Goal | Transcribe all of the records word for word, but omit the pictures.

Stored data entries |
►
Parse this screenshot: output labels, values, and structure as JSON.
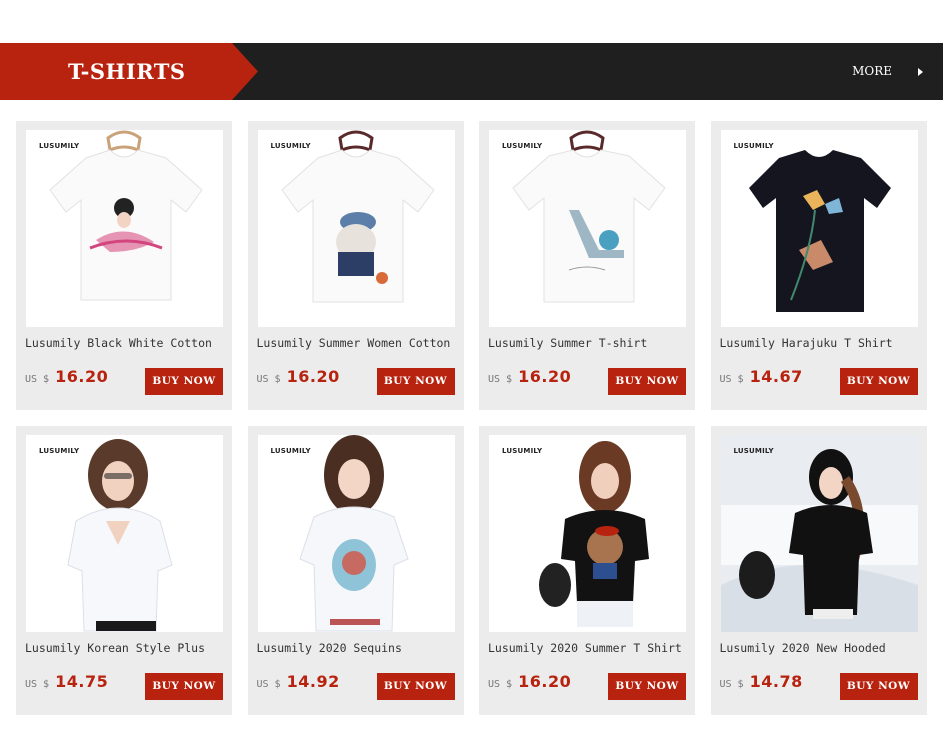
{
  "section": {
    "title": "T-SHIRTS",
    "more_label": "MORE"
  },
  "products": [
    {
      "brand": "LUSUMILY",
      "title": "Lusumily Black White Cotton",
      "currency": "US $",
      "price": "16.20",
      "buy_label": "BUY NOW"
    },
    {
      "brand": "LUSUMILY",
      "title": "Lusumily Summer Women Cotton",
      "currency": "US $",
      "price": "16.20",
      "buy_label": "BUY NOW"
    },
    {
      "brand": "LUSUMILY",
      "title": "Lusumily Summer T-shirt",
      "currency": "US $",
      "price": "16.20",
      "buy_label": "BUY NOW"
    },
    {
      "brand": "LUSUMILY",
      "title": "Lusumily Harajuku T Shirt",
      "currency": "US $",
      "price": "14.67",
      "buy_label": "BUY NOW"
    },
    {
      "brand": "LUSUMILY",
      "title": "Lusumily Korean Style Plus",
      "currency": "US $",
      "price": "14.75",
      "buy_label": "BUY NOW"
    },
    {
      "brand": "LUSUMILY",
      "title": "Lusumily 2020 Sequins",
      "currency": "US $",
      "price": "14.92",
      "buy_label": "BUY NOW"
    },
    {
      "brand": "LUSUMILY",
      "title": "Lusumily 2020 Summer T Shirt",
      "currency": "US $",
      "price": "16.20",
      "buy_label": "BUY NOW"
    },
    {
      "brand": "LUSUMILY",
      "title": "Lusumily 2020 New Hooded",
      "currency": "US $",
      "price": "14.78",
      "buy_label": "BUY NOW"
    }
  ],
  "colors": {
    "accent": "#b8230f",
    "banner": "#1f1f1f",
    "card_bg": "#ececec"
  }
}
◄
Complete response |
Parse this screenshot: output labels, values, and structure as JSON.
{
  "section": {
    "title": "T-SHIRTS",
    "more_label": "MORE"
  },
  "products": [
    {
      "brand": "LUSUMILY",
      "title": "Lusumily Black White Cotton",
      "currency": "US $",
      "price": "16.20",
      "buy_label": "BUY NOW"
    },
    {
      "brand": "LUSUMILY",
      "title": "Lusumily Summer Women Cotton",
      "currency": "US $",
      "price": "16.20",
      "buy_label": "BUY NOW"
    },
    {
      "brand": "LUSUMILY",
      "title": "Lusumily Summer T-shirt",
      "currency": "US $",
      "price": "16.20",
      "buy_label": "BUY NOW"
    },
    {
      "brand": "LUSUMILY",
      "title": "Lusumily Harajuku T Shirt",
      "currency": "US $",
      "price": "14.67",
      "buy_label": "BUY NOW"
    },
    {
      "brand": "LUSUMILY",
      "title": "Lusumily Korean Style Plus",
      "currency": "US $",
      "price": "14.75",
      "buy_label": "BUY NOW"
    },
    {
      "brand": "LUSUMILY",
      "title": "Lusumily 2020 Sequins",
      "currency": "US $",
      "price": "14.92",
      "buy_label": "BUY NOW"
    },
    {
      "brand": "LUSUMILY",
      "title": "Lusumily 2020 Summer T Shirt",
      "currency": "US $",
      "price": "16.20",
      "buy_label": "BUY NOW"
    },
    {
      "brand": "LUSUMILY",
      "title": "Lusumily 2020 New Hooded",
      "currency": "US $",
      "price": "14.78",
      "buy_label": "BUY NOW"
    }
  ],
  "colors": {
    "accent": "#b8230f",
    "banner": "#1f1f1f",
    "card_bg": "#ececec"
  }
}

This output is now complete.